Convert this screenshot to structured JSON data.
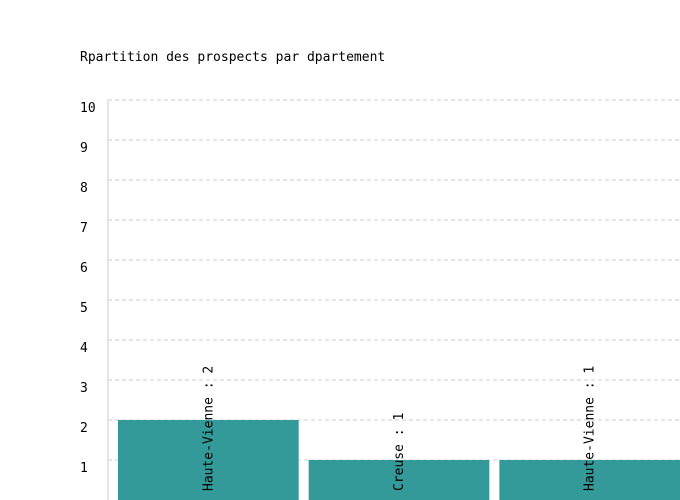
{
  "chart_data": {
    "type": "bar",
    "title": "Rpartition des prospects par dpartement",
    "categories": [
      "Haute-Vienne",
      "Creuse",
      "Haute-Vienne"
    ],
    "values": [
      2,
      1,
      1
    ],
    "data_labels": [
      "Haute-Vienne : 2",
      "Creuse : 1",
      "Haute-Vienne : 1"
    ],
    "yticks": [
      1,
      2,
      3,
      4,
      5,
      6,
      7,
      8,
      9,
      10
    ],
    "ylim": [
      0,
      10
    ],
    "xlabel": "",
    "ylabel": "",
    "grid": true,
    "bar_color": "#339999",
    "grid_color": "#cccccc"
  }
}
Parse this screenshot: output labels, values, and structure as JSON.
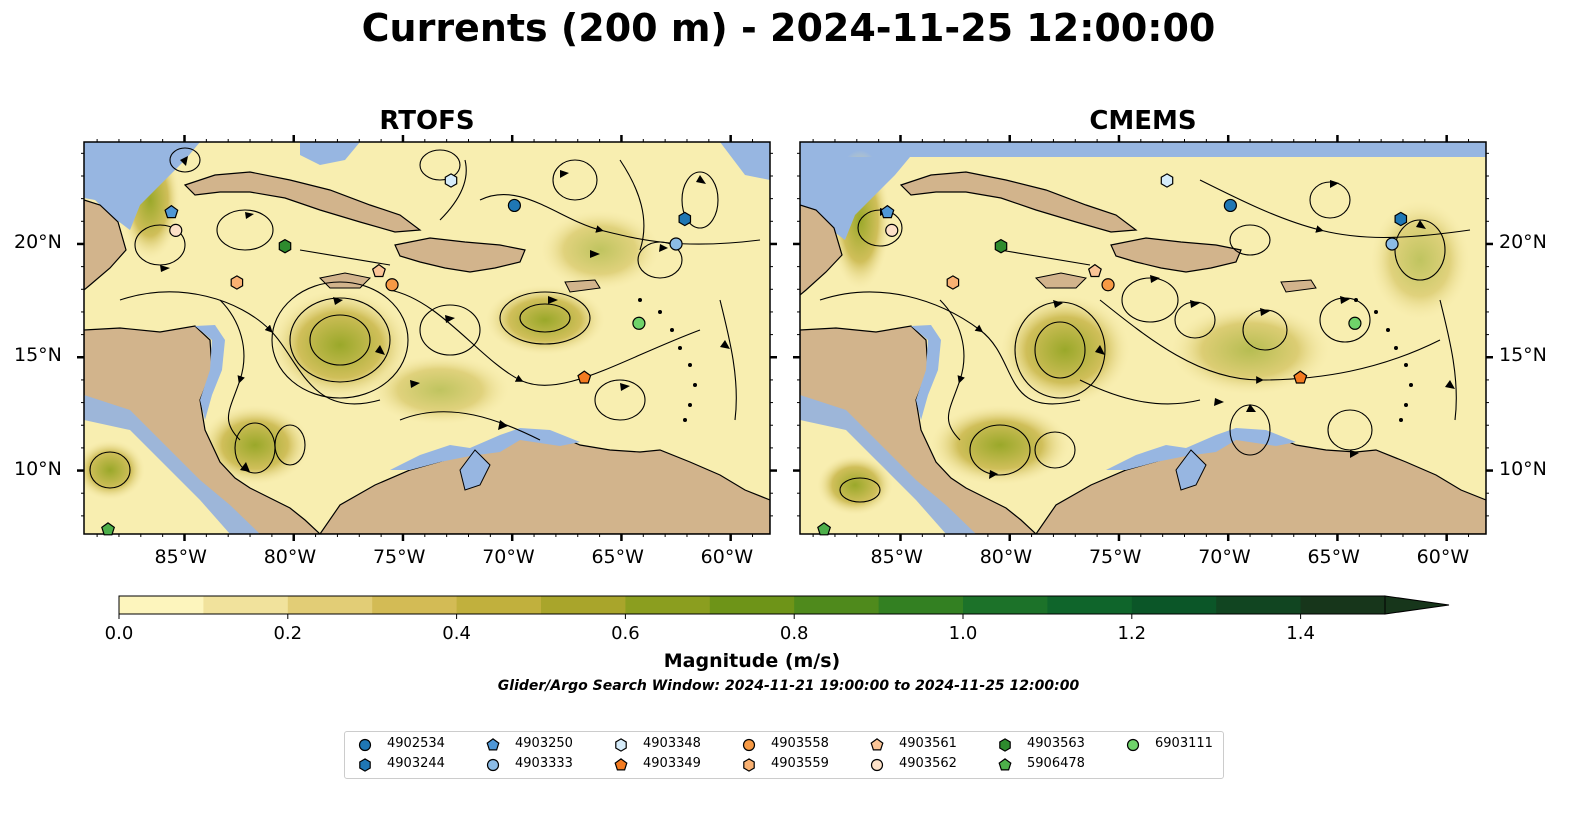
{
  "title": "Currents (200 m) - 2024-11-25 12:00:00",
  "panels": [
    {
      "title": "RTOFS"
    },
    {
      "title": "CMEMS"
    }
  ],
  "axes": {
    "lon_ticks": [
      "85°W",
      "80°W",
      "75°W",
      "70°W",
      "65°W",
      "60°W"
    ],
    "lat_ticks": [
      "20°N",
      "15°N",
      "10°N"
    ],
    "lon_range": [
      -89.6,
      -58.2
    ],
    "lat_range": [
      7.2,
      24.5
    ]
  },
  "colorbar": {
    "label": "Magnitude (m/s)",
    "ticks": [
      "0.0",
      "0.2",
      "0.4",
      "0.6",
      "0.8",
      "1.0",
      "1.2",
      "1.4"
    ],
    "range": [
      0.0,
      1.5
    ],
    "extend": "max",
    "colors": [
      "#fdf5bd",
      "#f1e29c",
      "#e2cd76",
      "#d3bb55",
      "#c1b03d",
      "#a9a52b",
      "#8b9e1f",
      "#6e9418",
      "#4f8a1c",
      "#338022",
      "#1c7229",
      "#0f652b",
      "#0b5628",
      "#114521",
      "#17361b"
    ]
  },
  "colors": {
    "ocean_deep": "#97b6e1",
    "land": "#d2b48c",
    "field_low": "#f8eeb0"
  },
  "search_window": "Glider/Argo Search Window: 2024-11-21 19:00:00 to 2024-11-25 12:00:00",
  "floats": [
    {
      "id": "4902534",
      "marker": "circle",
      "color": "#1f77b4",
      "lon": -69.9,
      "lat": 21.7
    },
    {
      "id": "4903244",
      "marker": "hexagon",
      "color": "#1f77b4",
      "lon": -62.1,
      "lat": 21.1
    },
    {
      "id": "4903250",
      "marker": "pentagon",
      "color": "#4f97d6",
      "lon": -85.6,
      "lat": 21.4
    },
    {
      "id": "4903333",
      "marker": "circle",
      "color": "#8cbce6",
      "lon": -62.5,
      "lat": 20.0
    },
    {
      "id": "4903348",
      "marker": "hexagon",
      "color": "#d6ecfa",
      "lon": -72.8,
      "lat": 22.8
    },
    {
      "id": "4903349",
      "marker": "pentagon",
      "color": "#f47b20",
      "lon": -66.7,
      "lat": 14.1
    },
    {
      "id": "4903558",
      "marker": "circle",
      "color": "#f79a45",
      "lon": -75.5,
      "lat": 18.2
    },
    {
      "id": "4903559",
      "marker": "hexagon",
      "color": "#f9b172",
      "lon": -82.6,
      "lat": 18.3
    },
    {
      "id": "4903561",
      "marker": "pentagon",
      "color": "#fbc597",
      "lon": -76.1,
      "lat": 18.8
    },
    {
      "id": "4903562",
      "marker": "circle",
      "color": "#fde1c8",
      "lon": -85.4,
      "lat": 20.6
    },
    {
      "id": "4903563",
      "marker": "hexagon",
      "color": "#2e8b2e",
      "lon": -80.4,
      "lat": 19.9
    },
    {
      "id": "5906478",
      "marker": "pentagon",
      "color": "#4daf4a",
      "lon": -88.5,
      "lat": 7.4
    },
    {
      "id": "6903111",
      "marker": "circle",
      "color": "#6fd36a",
      "lon": -64.2,
      "lat": 16.5
    }
  ]
}
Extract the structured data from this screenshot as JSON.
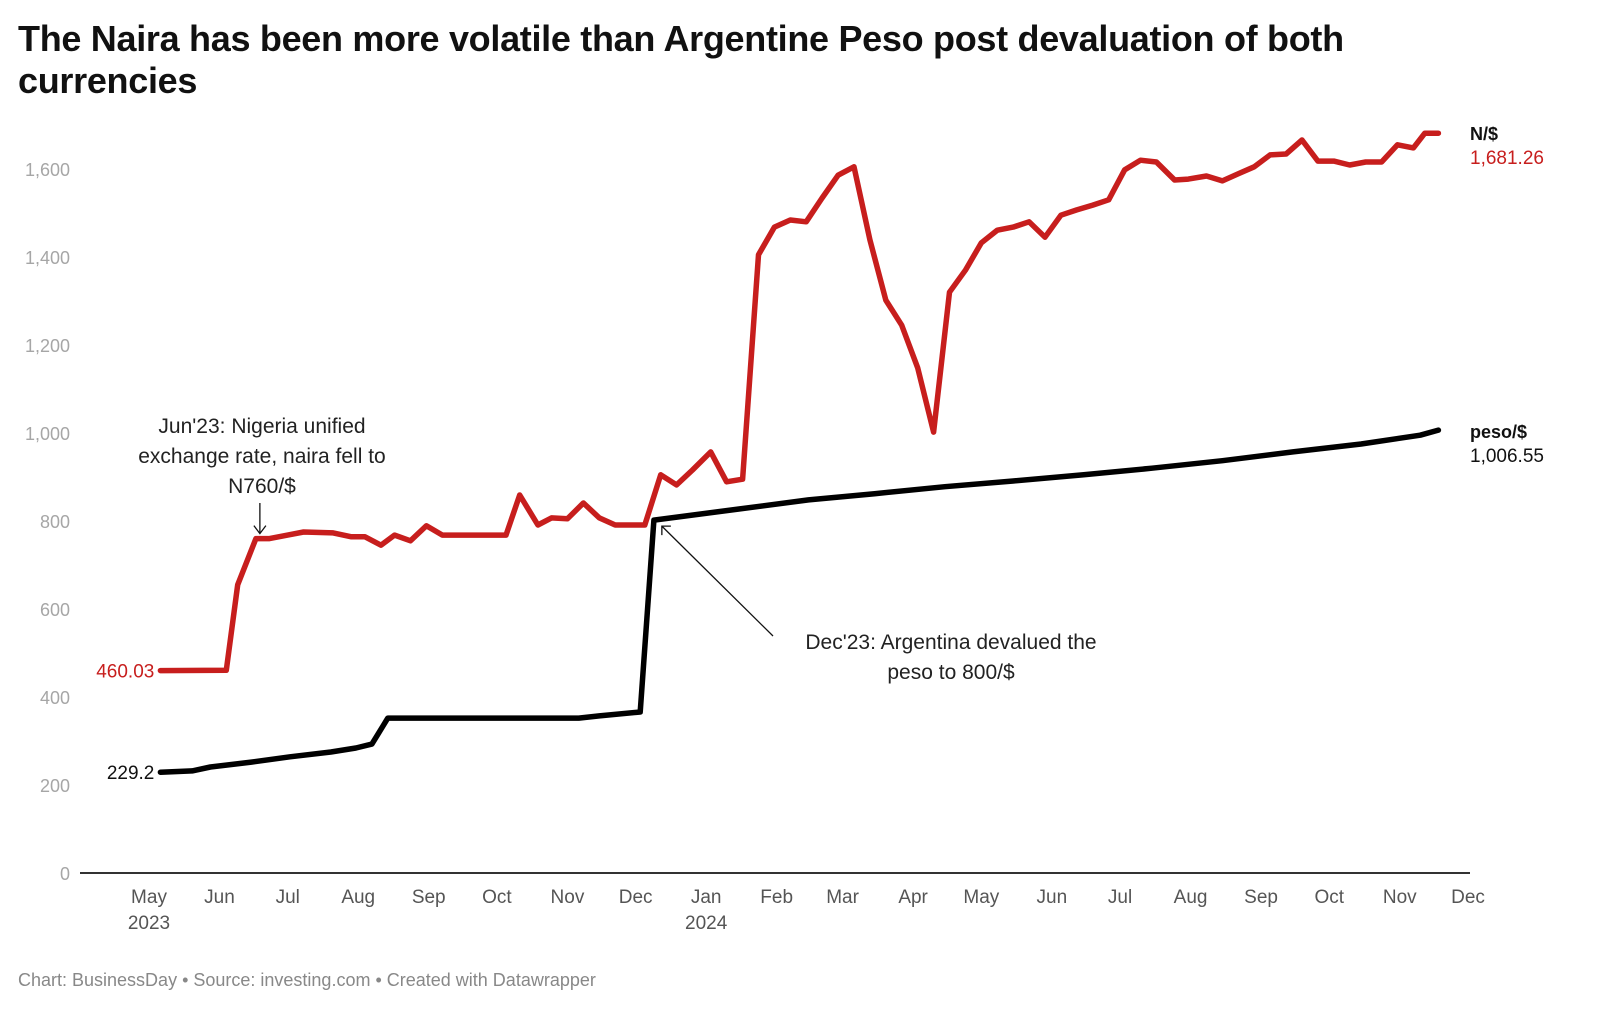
────────────────────────────────────────
Each line in the records above should be reproduced exactly; images are not copied.

Convert this screenshot to structured JSON data.
{
  "chart_data": {
    "type": "bar",
    "title": "Rpartition des prospects par dpartement",
    "categories": [
      "Haute-Vienne",
      "Creuse",
      "Haute-Vienne"
    ],
    "values": [
      2,
      1,
      1
    ],
    "data_labels": [
      "Haute-Vienne : 2",
      "Creuse : 1",
      "Haute-Vienne : 1"
    ],
    "yticks": [
      1,
      2,
      3,
      4,
      5,
      6,
      7,
      8,
      9,
      10
    ],
    "ylim": [
      0,
      10
    ],
    "xlabel": "",
    "ylabel": "",
    "grid": true,
    "bar_color": "#339999",
    "grid_color": "#cccccc"
  }
}
Parse this screenshot: output labels, values, and structure as JSON.
{
  "title": "Currents (200 m) - 2024-11-25 12:00:00",
  "panels": [
    {
      "title": "RTOFS"
    },
    {
      "title": "CMEMS"
    }
  ],
  "axes": {
    "lon_ticks": [
      "85°W",
      "80°W",
      "75°W",
      "70°W",
      "65°W",
      "60°W"
    ],
    "lat_ticks": [
      "20°N",
      "15°N",
      "10°N"
    ],
    "lon_range": [
      -89.6,
      -58.2
    ],
    "lat_range": [
      7.2,
      24.5
    ]
  },
  "colorbar": {
    "label": "Magnitude (m/s)",
    "ticks": [
      "0.0",
      "0.2",
      "0.4",
      "0.6",
      "0.8",
      "1.0",
      "1.2",
      "1.4"
    ],
    "range": [
      0.0,
      1.5
    ],
    "extend": "max",
    "colors": [
      "#fdf5bd",
      "#f1e29c",
      "#e2cd76",
      "#d3bb55",
      "#c1b03d",
      "#a9a52b",
      "#8b9e1f",
      "#6e9418",
      "#4f8a1c",
      "#338022",
      "#1c7229",
      "#0f652b",
      "#0b5628",
      "#114521",
      "#17361b"
    ]
  },
  "colors": {
    "ocean_deep": "#97b6e1",
    "land": "#d2b48c",
    "field_low": "#f8eeb0"
  },
  "search_window": "Glider/Argo Search Window: 2024-11-21 19:00:00 to 2024-11-25 12:00:00",
  "floats": [
    {
      "id": "4902534",
      "marker": "circle",
      "color": "#1f77b4",
      "lon": -69.9,
      "lat": 21.7
    },
    {
      "id": "4903244",
      "marker": "hexagon",
      "color": "#1f77b4",
      "lon": -62.1,
      "lat": 21.1
    },
    {
      "id": "4903250",
      "marker": "pentagon",
      "color": "#4f97d6",
      "lon": -85.6,
      "lat": 21.4
    },
    {
      "id": "4903333",
      "marker": "circle",
      "color": "#8cbce6",
      "lon": -62.5,
      "lat": 20.0
    },
    {
      "id": "4903348",
      "marker": "hexagon",
      "color": "#d6ecfa",
      "lon": -72.8,
      "lat": 22.8
    },
    {
      "id": "4903349",
      "marker": "pentagon",
      "color": "#f47b20",
      "lon": -66.7,
      "lat": 14.1
    },
    {
      "id": "4903558",
      "marker": "circle",
      "color": "#f79a45",
      "lon": -75.5,
      "lat": 18.2
    },
    {
      "id": "4903559",
      "marker": "hexagon",
      "color": "#f9b172",
      "lon": -82.6,
      "lat": 18.3
    },
    {
      "id": "4903561",
      "marker": "pentagon",
      "color": "#fbc597",
      "lon": -76.1,
      "lat": 18.8
    },
    {
      "id": "4903562",
      "marker": "circle",
      "color": "#fde1c8",
      "lon": -85.4,
      "lat": 20.6
    },
    {
      "id": "4903563",
      "marker": "hexagon",
      "color": "#2e8b2e",
      "lon": -80.4,
      "lat": 19.9
    },
    {
      "id": "5906478",
      "marker": "pentagon",
      "color": "#4daf4a",
      "lon": -88.5,
      "lat": 7.4
    },
    {
      "id": "6903111",
      "marker": "circle",
      "color": "#6fd36a",
      "lon": -64.2,
      "lat": 16.5
    }
  ]
}
Extract the structured data from this screenshot as JSON.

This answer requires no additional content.